Problem details: Copy out all the records exactly.

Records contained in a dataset

* BEGIN *

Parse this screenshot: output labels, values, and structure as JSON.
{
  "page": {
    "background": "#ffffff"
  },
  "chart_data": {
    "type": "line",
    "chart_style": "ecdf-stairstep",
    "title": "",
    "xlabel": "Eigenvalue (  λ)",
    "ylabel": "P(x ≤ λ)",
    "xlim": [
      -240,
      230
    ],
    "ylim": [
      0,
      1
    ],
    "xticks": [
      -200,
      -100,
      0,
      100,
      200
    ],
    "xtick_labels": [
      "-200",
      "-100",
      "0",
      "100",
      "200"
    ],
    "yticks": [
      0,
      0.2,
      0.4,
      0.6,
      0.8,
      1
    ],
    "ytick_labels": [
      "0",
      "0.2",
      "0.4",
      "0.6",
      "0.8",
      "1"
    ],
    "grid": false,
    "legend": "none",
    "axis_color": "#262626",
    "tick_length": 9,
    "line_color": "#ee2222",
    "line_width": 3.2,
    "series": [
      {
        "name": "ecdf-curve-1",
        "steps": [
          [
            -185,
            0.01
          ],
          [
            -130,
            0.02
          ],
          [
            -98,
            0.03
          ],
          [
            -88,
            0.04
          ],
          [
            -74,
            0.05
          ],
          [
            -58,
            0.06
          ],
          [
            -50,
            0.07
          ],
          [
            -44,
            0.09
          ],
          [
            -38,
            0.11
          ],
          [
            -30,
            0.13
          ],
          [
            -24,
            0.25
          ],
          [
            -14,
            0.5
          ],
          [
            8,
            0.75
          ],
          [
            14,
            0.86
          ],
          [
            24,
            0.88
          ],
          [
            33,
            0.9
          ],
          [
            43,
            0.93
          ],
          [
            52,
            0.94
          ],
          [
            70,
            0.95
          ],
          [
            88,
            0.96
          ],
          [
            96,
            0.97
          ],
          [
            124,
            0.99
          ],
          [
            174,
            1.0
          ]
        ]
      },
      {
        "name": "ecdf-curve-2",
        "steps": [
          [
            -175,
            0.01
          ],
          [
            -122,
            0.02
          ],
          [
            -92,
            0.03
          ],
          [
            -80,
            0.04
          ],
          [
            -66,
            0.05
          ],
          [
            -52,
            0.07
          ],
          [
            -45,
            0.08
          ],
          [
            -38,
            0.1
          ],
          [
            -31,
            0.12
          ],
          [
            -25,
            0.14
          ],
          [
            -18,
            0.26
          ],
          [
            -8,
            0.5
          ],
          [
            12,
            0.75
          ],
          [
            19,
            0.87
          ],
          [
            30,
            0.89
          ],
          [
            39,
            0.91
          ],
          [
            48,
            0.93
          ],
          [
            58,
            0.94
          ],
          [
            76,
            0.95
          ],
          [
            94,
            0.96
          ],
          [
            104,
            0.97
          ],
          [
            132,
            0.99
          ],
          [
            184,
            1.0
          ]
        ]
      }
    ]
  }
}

* END *

The result:
Parse this screenshot: output labels, values, and structure as JSON.
{
  "page": {
    "background": "#ffffff"
  },
  "chart_data": {
    "type": "line",
    "chart_style": "ecdf-stairstep",
    "title": "",
    "xlabel": "Eigenvalue (  λ)",
    "ylabel": "P(x ≤ λ)",
    "xlim": [
      -240,
      230
    ],
    "ylim": [
      0,
      1
    ],
    "xticks": [
      -200,
      -100,
      0,
      100,
      200
    ],
    "xtick_labels": [
      "-200",
      "-100",
      "0",
      "100",
      "200"
    ],
    "yticks": [
      0,
      0.2,
      0.4,
      0.6,
      0.8,
      1
    ],
    "ytick_labels": [
      "0",
      "0.2",
      "0.4",
      "0.6",
      "0.8",
      "1"
    ],
    "grid": false,
    "legend": "none",
    "axis_color": "#262626",
    "tick_length": 9,
    "line_color": "#ee2222",
    "line_width": 3.2,
    "series": [
      {
        "name": "ecdf-curve-1",
        "steps": [
          [
            -185,
            0.01
          ],
          [
            -130,
            0.02
          ],
          [
            -98,
            0.03
          ],
          [
            -88,
            0.04
          ],
          [
            -74,
            0.05
          ],
          [
            -58,
            0.06
          ],
          [
            -50,
            0.07
          ],
          [
            -44,
            0.09
          ],
          [
            -38,
            0.11
          ],
          [
            -30,
            0.13
          ],
          [
            -24,
            0.25
          ],
          [
            -14,
            0.5
          ],
          [
            8,
            0.75
          ],
          [
            14,
            0.86
          ],
          [
            24,
            0.88
          ],
          [
            33,
            0.9
          ],
          [
            43,
            0.93
          ],
          [
            52,
            0.94
          ],
          [
            70,
            0.95
          ],
          [
            88,
            0.96
          ],
          [
            96,
            0.97
          ],
          [
            124,
            0.99
          ],
          [
            174,
            1.0
          ]
        ]
      },
      {
        "name": "ecdf-curve-2",
        "steps": [
          [
            -175,
            0.01
          ],
          [
            -122,
            0.02
          ],
          [
            -92,
            0.03
          ],
          [
            -80,
            0.04
          ],
          [
            -66,
            0.05
          ],
          [
            -52,
            0.07
          ],
          [
            -45,
            0.08
          ],
          [
            -38,
            0.1
          ],
          [
            -31,
            0.12
          ],
          [
            -25,
            0.14
          ],
          [
            -18,
            0.26
          ],
          [
            -8,
            0.5
          ],
          [
            12,
            0.75
          ],
          [
            19,
            0.87
          ],
          [
            30,
            0.89
          ],
          [
            39,
            0.91
          ],
          [
            48,
            0.93
          ],
          [
            58,
            0.94
          ],
          [
            76,
            0.95
          ],
          [
            94,
            0.96
          ],
          [
            104,
            0.97
          ],
          [
            132,
            0.99
          ],
          [
            184,
            1.0
          ]
        ]
      }
    ]
  }
}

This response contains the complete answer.